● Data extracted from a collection
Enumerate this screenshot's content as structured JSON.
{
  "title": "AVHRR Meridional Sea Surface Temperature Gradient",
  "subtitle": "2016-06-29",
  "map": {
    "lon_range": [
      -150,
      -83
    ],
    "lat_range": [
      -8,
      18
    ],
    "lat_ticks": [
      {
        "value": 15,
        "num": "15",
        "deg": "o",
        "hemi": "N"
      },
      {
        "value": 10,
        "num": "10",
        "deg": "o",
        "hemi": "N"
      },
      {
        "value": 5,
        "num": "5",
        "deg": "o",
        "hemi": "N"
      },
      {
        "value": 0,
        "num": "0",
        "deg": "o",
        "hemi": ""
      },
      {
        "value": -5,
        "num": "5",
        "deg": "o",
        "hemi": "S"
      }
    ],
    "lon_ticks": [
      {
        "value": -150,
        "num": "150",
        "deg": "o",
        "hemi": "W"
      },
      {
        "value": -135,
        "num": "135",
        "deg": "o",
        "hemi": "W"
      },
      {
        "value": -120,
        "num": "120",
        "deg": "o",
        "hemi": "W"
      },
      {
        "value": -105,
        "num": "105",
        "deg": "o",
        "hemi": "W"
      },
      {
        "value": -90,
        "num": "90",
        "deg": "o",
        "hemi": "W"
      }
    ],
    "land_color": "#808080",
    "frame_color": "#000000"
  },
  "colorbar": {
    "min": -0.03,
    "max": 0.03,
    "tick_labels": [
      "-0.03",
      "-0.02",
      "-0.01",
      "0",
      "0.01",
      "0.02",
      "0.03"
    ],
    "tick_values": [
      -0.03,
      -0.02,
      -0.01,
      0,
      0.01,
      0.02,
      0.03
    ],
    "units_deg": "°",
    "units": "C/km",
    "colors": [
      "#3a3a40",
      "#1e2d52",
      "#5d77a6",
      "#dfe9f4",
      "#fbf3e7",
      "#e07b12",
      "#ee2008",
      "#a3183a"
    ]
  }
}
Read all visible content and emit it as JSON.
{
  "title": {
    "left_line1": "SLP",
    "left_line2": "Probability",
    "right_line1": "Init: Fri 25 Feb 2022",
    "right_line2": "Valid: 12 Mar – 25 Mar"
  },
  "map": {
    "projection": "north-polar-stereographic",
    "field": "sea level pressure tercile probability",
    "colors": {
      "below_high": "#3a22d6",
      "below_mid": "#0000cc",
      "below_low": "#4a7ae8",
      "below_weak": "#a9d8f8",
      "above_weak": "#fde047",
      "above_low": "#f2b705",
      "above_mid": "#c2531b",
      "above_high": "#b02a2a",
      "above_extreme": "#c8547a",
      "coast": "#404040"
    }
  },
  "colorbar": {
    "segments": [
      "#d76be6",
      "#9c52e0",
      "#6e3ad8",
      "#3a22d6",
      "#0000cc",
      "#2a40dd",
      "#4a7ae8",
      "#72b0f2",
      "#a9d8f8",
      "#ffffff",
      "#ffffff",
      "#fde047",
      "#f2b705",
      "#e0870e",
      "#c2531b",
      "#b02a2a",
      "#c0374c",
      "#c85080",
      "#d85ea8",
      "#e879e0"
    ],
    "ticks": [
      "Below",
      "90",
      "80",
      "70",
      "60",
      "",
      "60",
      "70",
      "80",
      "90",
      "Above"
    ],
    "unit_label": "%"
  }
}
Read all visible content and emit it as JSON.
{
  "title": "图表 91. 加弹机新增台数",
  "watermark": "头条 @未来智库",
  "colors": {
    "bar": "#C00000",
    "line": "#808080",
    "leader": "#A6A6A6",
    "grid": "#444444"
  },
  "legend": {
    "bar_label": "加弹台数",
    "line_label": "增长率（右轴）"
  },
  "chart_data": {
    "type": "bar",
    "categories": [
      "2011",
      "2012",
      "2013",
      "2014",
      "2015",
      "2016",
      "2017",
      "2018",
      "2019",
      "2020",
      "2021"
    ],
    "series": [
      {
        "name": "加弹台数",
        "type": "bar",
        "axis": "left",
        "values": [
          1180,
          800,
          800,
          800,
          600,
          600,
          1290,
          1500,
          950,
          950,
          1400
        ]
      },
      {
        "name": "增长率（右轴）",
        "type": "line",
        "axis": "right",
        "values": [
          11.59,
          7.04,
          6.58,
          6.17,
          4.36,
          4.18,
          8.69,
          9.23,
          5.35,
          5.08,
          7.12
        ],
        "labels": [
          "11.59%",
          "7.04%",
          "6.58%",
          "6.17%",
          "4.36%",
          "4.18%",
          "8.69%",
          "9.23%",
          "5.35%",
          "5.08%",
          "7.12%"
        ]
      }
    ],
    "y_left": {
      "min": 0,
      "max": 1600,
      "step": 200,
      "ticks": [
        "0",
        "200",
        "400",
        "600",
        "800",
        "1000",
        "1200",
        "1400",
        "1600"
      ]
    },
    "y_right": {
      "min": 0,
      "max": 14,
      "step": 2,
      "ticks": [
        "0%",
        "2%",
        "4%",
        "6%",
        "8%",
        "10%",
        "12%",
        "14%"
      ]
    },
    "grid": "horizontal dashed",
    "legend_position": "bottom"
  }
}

● REQUIRED TASK
Extract all of the material exactly as it is written.

● RESULT OF THE TASK
Enumerate this screenshot's content as structured JSON.
{
  "title": "AVHRR Meridional Sea Surface Temperature Gradient",
  "subtitle": "2016-06-29",
  "map": {
    "lon_range": [
      -150,
      -83
    ],
    "lat_range": [
      -8,
      18
    ],
    "lat_ticks": [
      {
        "value": 15,
        "num": "15",
        "deg": "o",
        "hemi": "N"
      },
      {
        "value": 10,
        "num": "10",
        "deg": "o",
        "hemi": "N"
      },
      {
        "value": 5,
        "num": "5",
        "deg": "o",
        "hemi": "N"
      },
      {
        "value": 0,
        "num": "0",
        "deg": "o",
        "hemi": ""
      },
      {
        "value": -5,
        "num": "5",
        "deg": "o",
        "hemi": "S"
      }
    ],
    "lon_ticks": [
      {
        "value": -150,
        "num": "150",
        "deg": "o",
        "hemi": "W"
      },
      {
        "value": -135,
        "num": "135",
        "deg": "o",
        "hemi": "W"
      },
      {
        "value": -120,
        "num": "120",
        "deg": "o",
        "hemi": "W"
      },
      {
        "value": -105,
        "num": "105",
        "deg": "o",
        "hemi": "W"
      },
      {
        "value": -90,
        "num": "90",
        "deg": "o",
        "hemi": "W"
      }
    ],
    "land_color": "#808080",
    "frame_color": "#000000"
  },
  "colorbar": {
    "min": -0.03,
    "max": 0.03,
    "tick_labels": [
      "-0.03",
      "-0.02",
      "-0.01",
      "0",
      "0.01",
      "0.02",
      "0.03"
    ],
    "tick_values": [
      -0.03,
      -0.02,
      -0.01,
      0,
      0.01,
      0.02,
      0.03
    ],
    "units_deg": "°",
    "units": "C/km",
    "colors": [
      "#3a3a40",
      "#1e2d52",
      "#5d77a6",
      "#dfe9f4",
      "#fbf3e7",
      "#e07b12",
      "#ee2008",
      "#a3183a"
    ]
  }
}
Read all visible content and emit it as JSON.
{
  "title": {
    "left_line1": "SLP",
    "left_line2": "Probability",
    "right_line1": "Init: Fri 25 Feb 2022",
    "right_line2": "Valid: 12 Mar – 25 Mar"
  },
  "map": {
    "projection": "north-polar-stereographic",
    "field": "sea level pressure tercile probability",
    "colors": {
      "below_high": "#3a22d6",
      "below_mid": "#0000cc",
      "below_low": "#4a7ae8",
      "below_weak": "#a9d8f8",
      "above_weak": "#fde047",
      "above_low": "#f2b705",
      "above_mid": "#c2531b",
      "above_high": "#b02a2a",
      "above_extreme": "#c8547a",
      "coast": "#404040"
    }
  },
  "colorbar": {
    "segments": [
      "#d76be6",
      "#9c52e0",
      "#6e3ad8",
      "#3a22d6",
      "#0000cc",
      "#2a40dd",
      "#4a7ae8",
      "#72b0f2",
      "#a9d8f8",
      "#ffffff",
      "#ffffff",
      "#fde047",
      "#f2b705",
      "#e0870e",
      "#c2531b",
      "#b02a2a",
      "#c0374c",
      "#c85080",
      "#d85ea8",
      "#e879e0"
    ],
    "ticks": [
      "Below",
      "90",
      "80",
      "70",
      "60",
      "",
      "60",
      "70",
      "80",
      "90",
      "Above"
    ],
    "unit_label": "%"
  }
}
Read all visible content and emit it as JSON.
{
  "title": "图表 91. 加弹机新增台数",
  "watermark": "头条 @未来智库",
  "colors": {
    "bar": "#C00000",
    "line": "#808080",
    "leader": "#A6A6A6",
    "grid": "#444444"
  },
  "legend": {
    "bar_label": "加弹台数",
    "line_label": "增长率（右轴）"
  },
  "chart_data": {
    "type": "bar",
    "categories": [
      "2011",
      "2012",
      "2013",
      "2014",
      "2015",
      "2016",
      "2017",
      "2018",
      "2019",
      "2020",
      "2021"
    ],
    "series": [
      {
        "name": "加弹台数",
        "type": "bar",
        "axis": "left",
        "values": [
          1180,
          800,
          800,
          800,
          600,
          600,
          1290,
          1500,
          950,
          950,
          1400
        ]
      },
      {
        "name": "增长率（右轴）",
        "type": "line",
        "axis": "right",
        "values": [
          11.59,
          7.04,
          6.58,
          6.17,
          4.36,
          4.18,
          8.69,
          9.23,
          5.35,
          5.08,
          7.12
        ],
        "labels": [
          "11.59%",
          "7.04%",
          "6.58%",
          "6.17%",
          "4.36%",
          "4.18%",
          "8.69%",
          "9.23%",
          "5.35%",
          "5.08%",
          "7.12%"
        ]
      }
    ],
    "y_left": {
      "min": 0,
      "max": 1600,
      "step": 200,
      "ticks": [
        "0",
        "200",
        "400",
        "600",
        "800",
        "1000",
        "1200",
        "1400",
        "1600"
      ]
    },
    "y_right": {
      "min": 0,
      "max": 14,
      "step": 2,
      "ticks": [
        "0%",
        "2%",
        "4%",
        "6%",
        "8%",
        "10%",
        "12%",
        "14%"
      ]
    },
    "grid": "horizontal dashed",
    "legend_position": "bottom"
  }
}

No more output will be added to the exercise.